> [YOUR OBJECTIVE]: Reproduce each line of the material exactly, minus any picture.

---*---

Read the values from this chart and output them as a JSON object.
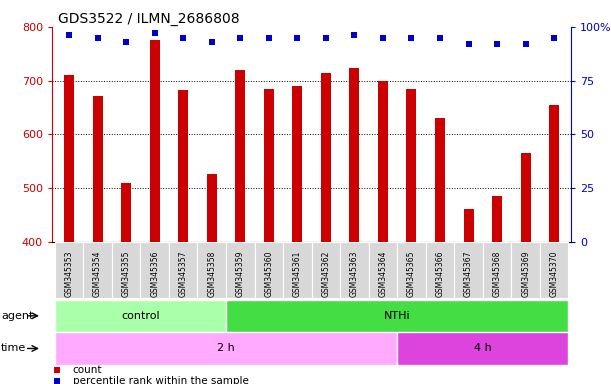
{
  "title": "GDS3522 / ILMN_2686808",
  "categories": [
    "GSM345353",
    "GSM345354",
    "GSM345355",
    "GSM345356",
    "GSM345357",
    "GSM345358",
    "GSM345359",
    "GSM345360",
    "GSM345361",
    "GSM345362",
    "GSM345363",
    "GSM345364",
    "GSM345365",
    "GSM345366",
    "GSM345367",
    "GSM345368",
    "GSM345369",
    "GSM345370"
  ],
  "bar_values": [
    710,
    672,
    510,
    775,
    682,
    527,
    720,
    685,
    690,
    715,
    724,
    700,
    685,
    630,
    462,
    485,
    565,
    655
  ],
  "percentile_values": [
    96,
    95,
    93,
    97,
    95,
    93,
    95,
    95,
    95,
    95,
    96,
    95,
    95,
    95,
    92,
    92,
    92,
    95
  ],
  "bar_color": "#cc0000",
  "percentile_color": "#0000cc",
  "ylim_left": [
    400,
    800
  ],
  "ylim_right": [
    0,
    100
  ],
  "yticks_left": [
    400,
    500,
    600,
    700,
    800
  ],
  "yticks_right": [
    0,
    25,
    50,
    75,
    100
  ],
  "ytick_labels_right": [
    "0",
    "25",
    "50",
    "75",
    "100%"
  ],
  "grid_values": [
    500,
    600,
    700
  ],
  "agent_groups": [
    {
      "label": "control",
      "start": 0,
      "end": 6,
      "color": "#aaffaa"
    },
    {
      "label": "NTHi",
      "start": 6,
      "end": 18,
      "color": "#44dd44"
    }
  ],
  "time_groups": [
    {
      "label": "2 h",
      "start": 0,
      "end": 12,
      "color": "#ffaaff"
    },
    {
      "label": "4 h",
      "start": 12,
      "end": 18,
      "color": "#dd44dd"
    }
  ],
  "agent_label": "agent",
  "time_label": "time",
  "legend_count_label": "count",
  "legend_percentile_label": "percentile rank within the sample",
  "tick_bg_color": "#d8d8d8"
}
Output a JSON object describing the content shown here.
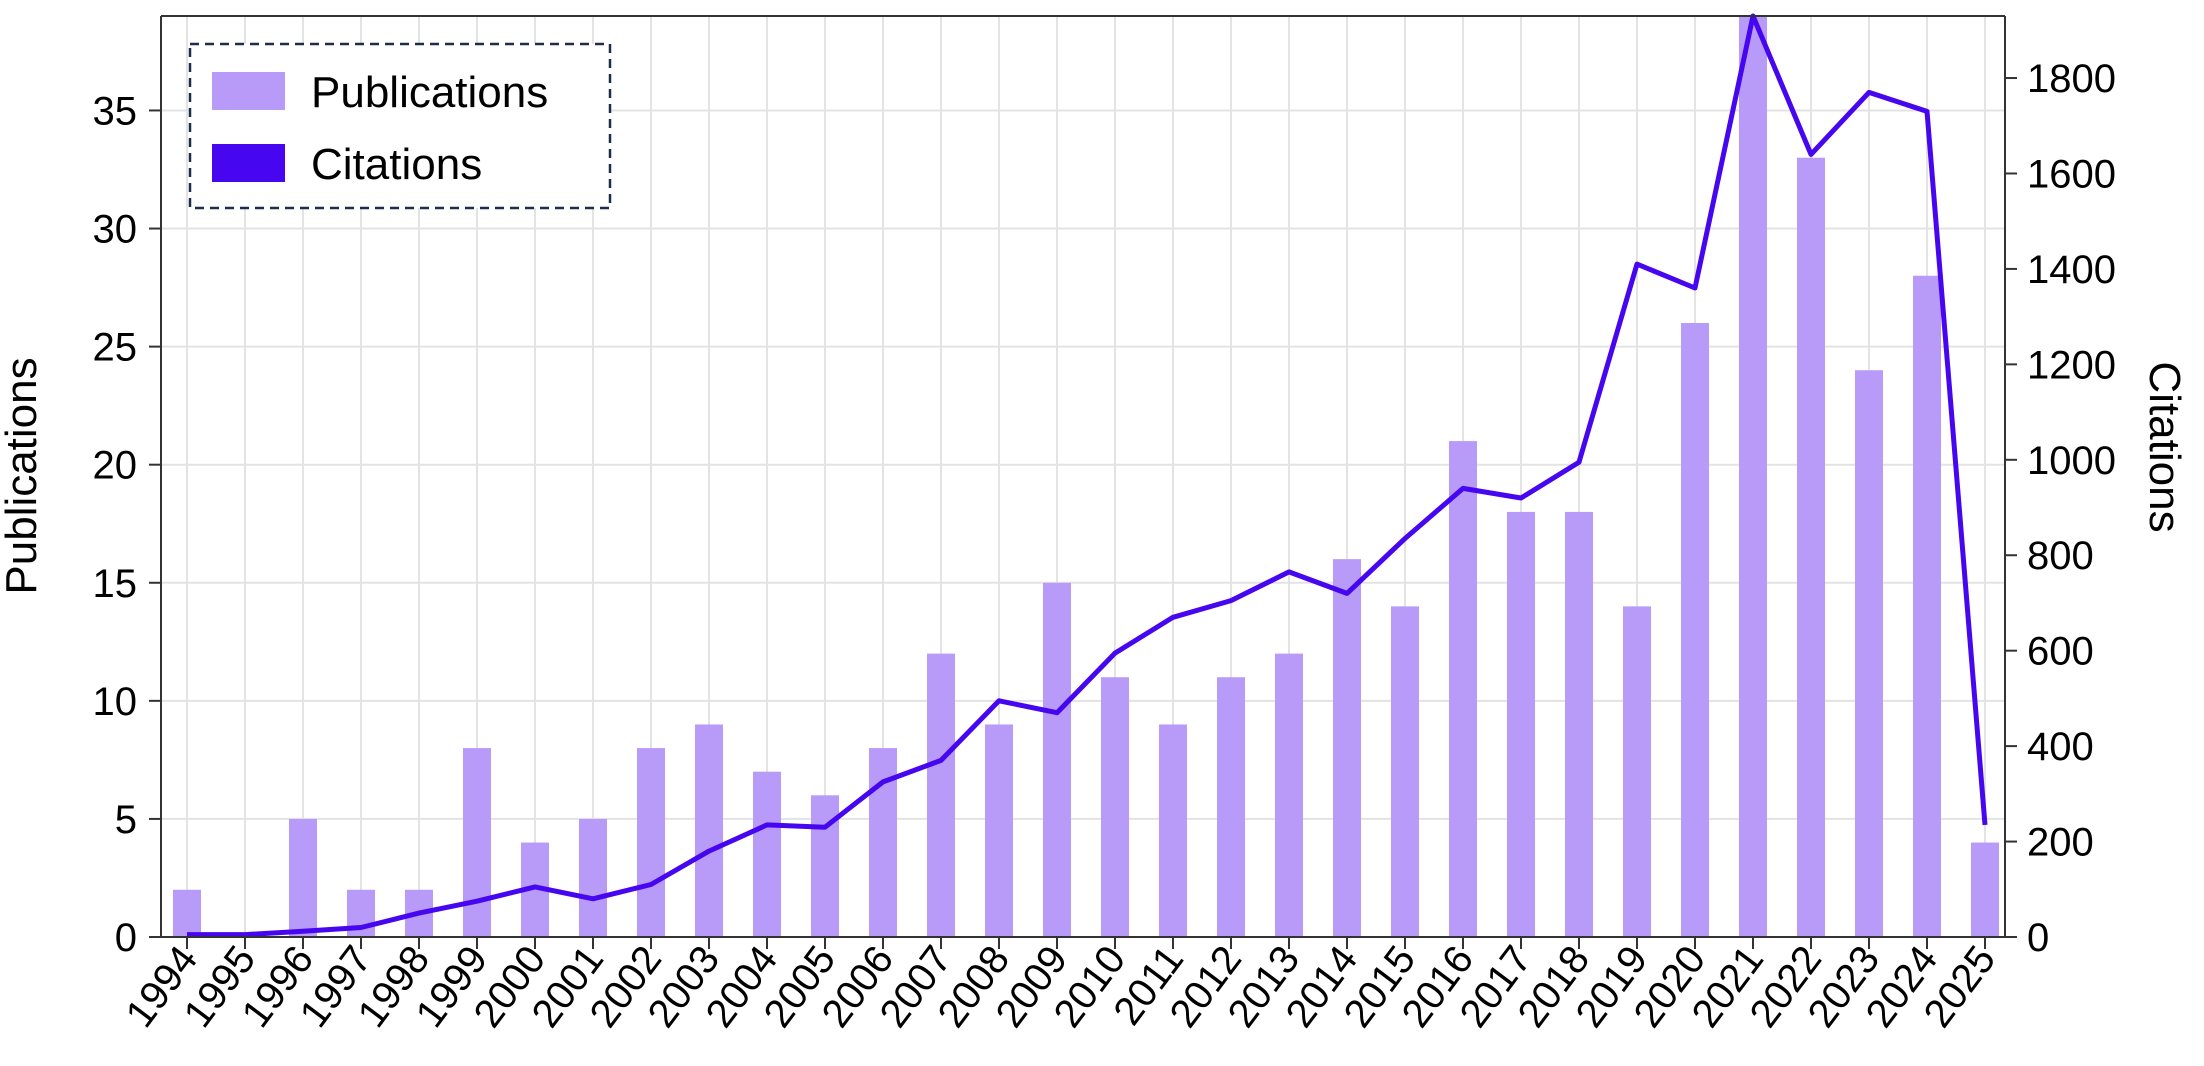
{
  "chart_data": {
    "type": "bar",
    "categories": [
      "1994",
      "1995",
      "1996",
      "1997",
      "1998",
      "1999",
      "2000",
      "2001",
      "2002",
      "2003",
      "2004",
      "2005",
      "2006",
      "2007",
      "2008",
      "2009",
      "2010",
      "2011",
      "2012",
      "2013",
      "2014",
      "2015",
      "2016",
      "2017",
      "2018",
      "2019",
      "2020",
      "2021",
      "2022",
      "2023",
      "2024",
      "2025"
    ],
    "series": [
      {
        "name": "Publications",
        "type": "bar",
        "axis": "left",
        "color": "#b89af9",
        "values": [
          2,
          0,
          5,
          2,
          2,
          8,
          4,
          5,
          8,
          9,
          7,
          6,
          8,
          12,
          9,
          15,
          11,
          9,
          11,
          12,
          16,
          14,
          21,
          18,
          18,
          14,
          26,
          39,
          33,
          24,
          28,
          4
        ]
      },
      {
        "name": "Citations",
        "type": "line",
        "axis": "right",
        "color": "#4607f0",
        "values": [
          5,
          5,
          12,
          20,
          50,
          75,
          105,
          80,
          110,
          180,
          235,
          230,
          325,
          370,
          495,
          470,
          595,
          670,
          705,
          765,
          720,
          835,
          940,
          920,
          995,
          1410,
          1360,
          1930,
          1640,
          1770,
          1730,
          235
        ]
      }
    ],
    "xlabel": "",
    "ylabel": "Publications",
    "ylabel_right": "Citations",
    "ylim": [
      0,
      39
    ],
    "ylim_right": [
      0,
      1930
    ],
    "yticks": [
      0,
      5,
      10,
      15,
      20,
      25,
      30,
      35
    ],
    "yticks_right": [
      0,
      200,
      400,
      600,
      800,
      1000,
      1200,
      1400,
      1600,
      1800
    ],
    "grid": true,
    "legend_position": "top-left"
  }
}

---*---

> [SOLUTION TO THE EXERCISE]:
Read the values from this chart and output them as a JSON object.
{
  "title": "GDS3522 / ILMN_2686808",
  "categories": [
    "GSM345353",
    "GSM345354",
    "GSM345355",
    "GSM345356",
    "GSM345357",
    "GSM345358",
    "GSM345359",
    "GSM345360",
    "GSM345361",
    "GSM345362",
    "GSM345363",
    "GSM345364",
    "GSM345365",
    "GSM345366",
    "GSM345367",
    "GSM345368",
    "GSM345369",
    "GSM345370"
  ],
  "bar_values": [
    710,
    672,
    510,
    775,
    682,
    527,
    720,
    685,
    690,
    715,
    724,
    700,
    685,
    630,
    462,
    485,
    565,
    655
  ],
  "percentile_values": [
    96,
    95,
    93,
    97,
    95,
    93,
    95,
    95,
    95,
    95,
    96,
    95,
    95,
    95,
    92,
    92,
    92,
    95
  ],
  "bar_color": "#cc0000",
  "percentile_color": "#0000cc",
  "ylim_left": [
    400,
    800
  ],
  "ylim_right": [
    0,
    100
  ],
  "yticks_left": [
    400,
    500,
    600,
    700,
    800
  ],
  "yticks_right": [
    0,
    25,
    50,
    75,
    100
  ],
  "ytick_labels_right": [
    "0",
    "25",
    "50",
    "75",
    "100%"
  ],
  "grid_values": [
    500,
    600,
    700
  ],
  "agent_groups": [
    {
      "label": "control",
      "start": 0,
      "end": 6,
      "color": "#aaffaa"
    },
    {
      "label": "NTHi",
      "start": 6,
      "end": 18,
      "color": "#44dd44"
    }
  ],
  "time_groups": [
    {
      "label": "2 h",
      "start": 0,
      "end": 12,
      "color": "#ffaaff"
    },
    {
      "label": "4 h",
      "start": 12,
      "end": 18,
      "color": "#dd44dd"
    }
  ],
  "agent_label": "agent",
  "time_label": "time",
  "legend_count_label": "count",
  "legend_percentile_label": "percentile rank within the sample",
  "tick_bg_color": "#d8d8d8"
}
Output a JSON object describing the content shown here.
{
  "chart_data": {
    "type": "bar",
    "categories": [
      "1994",
      "1995",
      "1996",
      "1997",
      "1998",
      "1999",
      "2000",
      "2001",
      "2002",
      "2003",
      "2004",
      "2005",
      "2006",
      "2007",
      "2008",
      "2009",
      "2010",
      "2011",
      "2012",
      "2013",
      "2014",
      "2015",
      "2016",
      "2017",
      "2018",
      "2019",
      "2020",
      "2021",
      "2022",
      "2023",
      "2024",
      "2025"
    ],
    "series": [
      {
        "name": "Publications",
        "type": "bar",
        "axis": "left",
        "color": "#b89af9",
        "values": [
          2,
          0,
          5,
          2,
          2,
          8,
          4,
          5,
          8,
          9,
          7,
          6,
          8,
          12,
          9,
          15,
          11,
          9,
          11,
          12,
          16,
          14,
          21,
          18,
          18,
          14,
          26,
          39,
          33,
          24,
          28,
          4
        ]
      },
      {
        "name": "Citations",
        "type": "line",
        "axis": "right",
        "color": "#4607f0",
        "values": [
          5,
          5,
          12,
          20,
          50,
          75,
          105,
          80,
          110,
          180,
          235,
          230,
          325,
          370,
          495,
          470,
          595,
          670,
          705,
          765,
          720,
          835,
          940,
          920,
          995,
          1410,
          1360,
          1930,
          1640,
          1770,
          1730,
          235
        ]
      }
    ],
    "xlabel": "",
    "ylabel": "Publications",
    "ylabel_right": "Citations",
    "ylim": [
      0,
      39
    ],
    "ylim_right": [
      0,
      1930
    ],
    "yticks": [
      0,
      5,
      10,
      15,
      20,
      25,
      30,
      35
    ],
    "yticks_right": [
      0,
      200,
      400,
      600,
      800,
      1000,
      1200,
      1400,
      1600,
      1800
    ],
    "grid": true,
    "legend_position": "top-left"
  }
}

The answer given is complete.